Problem to solve:
Go through the material and pull out every line with the string "新規項目が作成されたとき" in it.

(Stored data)
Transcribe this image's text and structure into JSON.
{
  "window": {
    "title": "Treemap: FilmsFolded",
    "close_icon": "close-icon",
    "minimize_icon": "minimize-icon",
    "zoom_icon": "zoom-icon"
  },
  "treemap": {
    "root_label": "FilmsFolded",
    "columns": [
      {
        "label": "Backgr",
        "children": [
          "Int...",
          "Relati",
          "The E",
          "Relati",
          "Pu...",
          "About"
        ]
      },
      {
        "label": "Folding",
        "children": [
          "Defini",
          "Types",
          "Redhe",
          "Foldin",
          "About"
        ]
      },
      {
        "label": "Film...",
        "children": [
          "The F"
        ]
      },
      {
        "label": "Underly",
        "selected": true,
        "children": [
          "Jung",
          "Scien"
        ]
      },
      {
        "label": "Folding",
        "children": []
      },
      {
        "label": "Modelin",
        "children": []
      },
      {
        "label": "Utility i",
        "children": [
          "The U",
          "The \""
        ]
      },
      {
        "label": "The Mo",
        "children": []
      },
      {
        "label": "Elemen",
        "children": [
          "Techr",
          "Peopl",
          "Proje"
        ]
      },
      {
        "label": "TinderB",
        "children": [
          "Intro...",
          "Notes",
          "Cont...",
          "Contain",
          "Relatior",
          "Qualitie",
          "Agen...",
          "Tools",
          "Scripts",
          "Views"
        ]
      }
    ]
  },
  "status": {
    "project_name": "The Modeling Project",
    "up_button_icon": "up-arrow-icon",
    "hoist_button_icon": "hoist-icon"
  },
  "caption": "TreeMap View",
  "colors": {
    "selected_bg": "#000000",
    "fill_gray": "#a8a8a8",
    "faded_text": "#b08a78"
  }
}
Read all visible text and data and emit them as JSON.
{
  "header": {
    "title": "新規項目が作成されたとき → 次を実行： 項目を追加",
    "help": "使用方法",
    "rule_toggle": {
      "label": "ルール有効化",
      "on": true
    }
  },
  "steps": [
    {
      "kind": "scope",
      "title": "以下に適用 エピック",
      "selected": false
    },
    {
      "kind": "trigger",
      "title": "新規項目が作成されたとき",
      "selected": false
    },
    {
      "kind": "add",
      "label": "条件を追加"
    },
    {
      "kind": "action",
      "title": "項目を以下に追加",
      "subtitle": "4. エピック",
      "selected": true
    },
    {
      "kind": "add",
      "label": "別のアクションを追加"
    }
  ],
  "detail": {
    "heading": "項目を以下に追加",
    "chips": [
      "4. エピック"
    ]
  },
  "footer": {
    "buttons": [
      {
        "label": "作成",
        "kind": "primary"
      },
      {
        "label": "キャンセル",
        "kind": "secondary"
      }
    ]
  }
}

--

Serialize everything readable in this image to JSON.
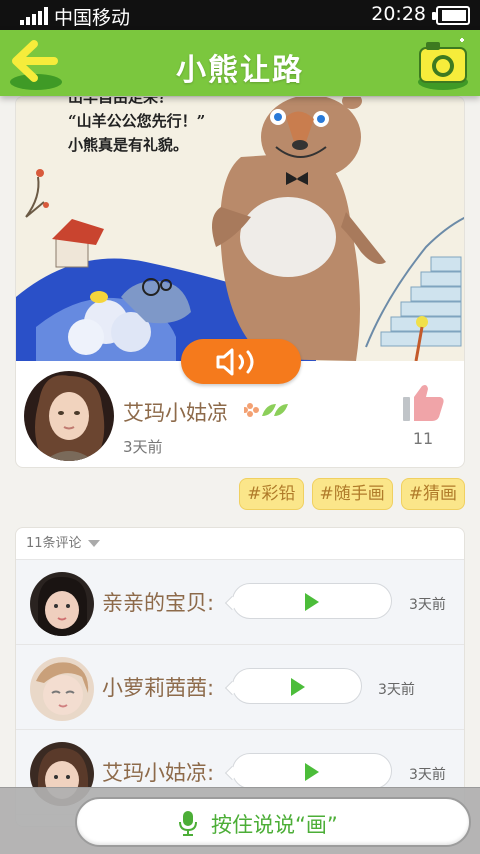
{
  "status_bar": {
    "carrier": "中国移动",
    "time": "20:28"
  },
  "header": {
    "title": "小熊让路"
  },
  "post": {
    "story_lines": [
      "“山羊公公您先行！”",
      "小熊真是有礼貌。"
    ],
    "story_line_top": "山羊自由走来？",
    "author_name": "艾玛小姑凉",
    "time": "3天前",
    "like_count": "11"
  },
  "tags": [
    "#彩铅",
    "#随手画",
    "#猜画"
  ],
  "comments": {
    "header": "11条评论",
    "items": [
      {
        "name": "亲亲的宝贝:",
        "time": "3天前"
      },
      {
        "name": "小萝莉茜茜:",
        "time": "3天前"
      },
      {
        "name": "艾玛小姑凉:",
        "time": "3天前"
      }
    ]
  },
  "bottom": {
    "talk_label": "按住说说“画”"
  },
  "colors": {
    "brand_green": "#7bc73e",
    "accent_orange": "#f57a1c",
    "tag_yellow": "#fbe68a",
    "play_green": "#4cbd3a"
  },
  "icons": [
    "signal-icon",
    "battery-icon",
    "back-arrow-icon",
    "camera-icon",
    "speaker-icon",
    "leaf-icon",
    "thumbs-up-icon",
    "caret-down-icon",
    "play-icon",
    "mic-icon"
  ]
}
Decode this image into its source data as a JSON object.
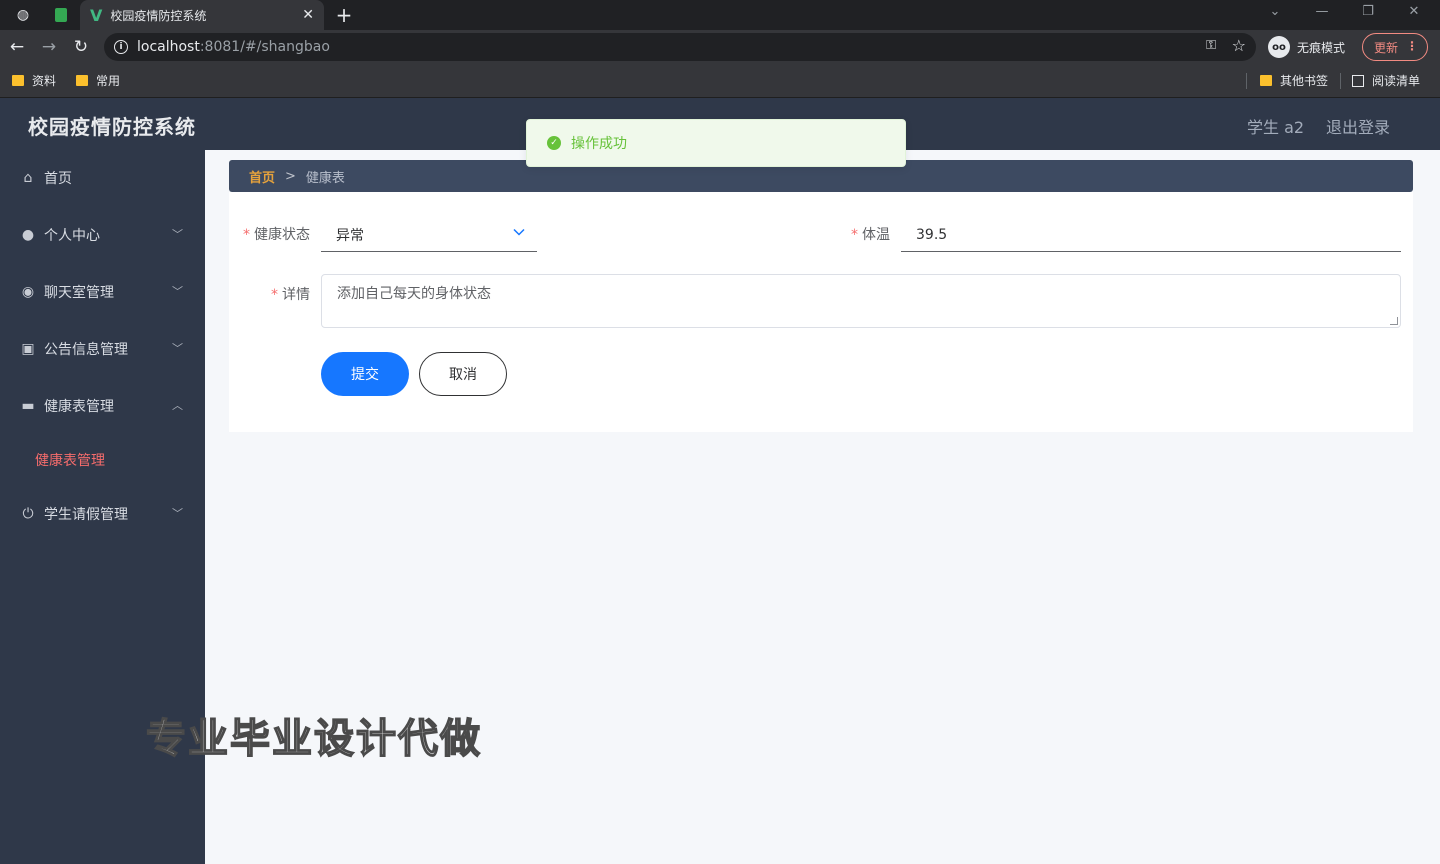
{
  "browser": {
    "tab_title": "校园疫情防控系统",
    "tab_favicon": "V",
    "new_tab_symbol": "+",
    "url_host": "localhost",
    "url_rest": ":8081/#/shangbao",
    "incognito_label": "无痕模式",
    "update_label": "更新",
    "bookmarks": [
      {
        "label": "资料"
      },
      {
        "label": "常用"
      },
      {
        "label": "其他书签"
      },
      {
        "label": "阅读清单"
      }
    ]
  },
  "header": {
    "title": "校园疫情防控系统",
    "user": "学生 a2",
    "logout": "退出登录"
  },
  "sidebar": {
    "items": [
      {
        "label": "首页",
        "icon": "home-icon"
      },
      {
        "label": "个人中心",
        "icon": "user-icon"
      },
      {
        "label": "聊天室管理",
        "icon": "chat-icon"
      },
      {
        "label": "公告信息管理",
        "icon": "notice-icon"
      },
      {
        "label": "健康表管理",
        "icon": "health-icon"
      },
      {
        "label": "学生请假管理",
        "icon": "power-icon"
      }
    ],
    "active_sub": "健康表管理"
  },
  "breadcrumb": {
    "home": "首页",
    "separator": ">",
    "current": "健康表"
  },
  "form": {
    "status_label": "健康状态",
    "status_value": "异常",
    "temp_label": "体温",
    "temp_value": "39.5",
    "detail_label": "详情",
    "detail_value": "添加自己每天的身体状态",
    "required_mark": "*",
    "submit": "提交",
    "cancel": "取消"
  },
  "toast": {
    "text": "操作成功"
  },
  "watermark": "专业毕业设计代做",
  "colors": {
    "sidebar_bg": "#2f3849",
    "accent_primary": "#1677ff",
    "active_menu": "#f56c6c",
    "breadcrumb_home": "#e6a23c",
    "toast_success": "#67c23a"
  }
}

Output of the exercise:
    "title": "新規項目が作成されたとき → 次を実行： 項目を追加",
      "title": "新規項目が作成されたとき",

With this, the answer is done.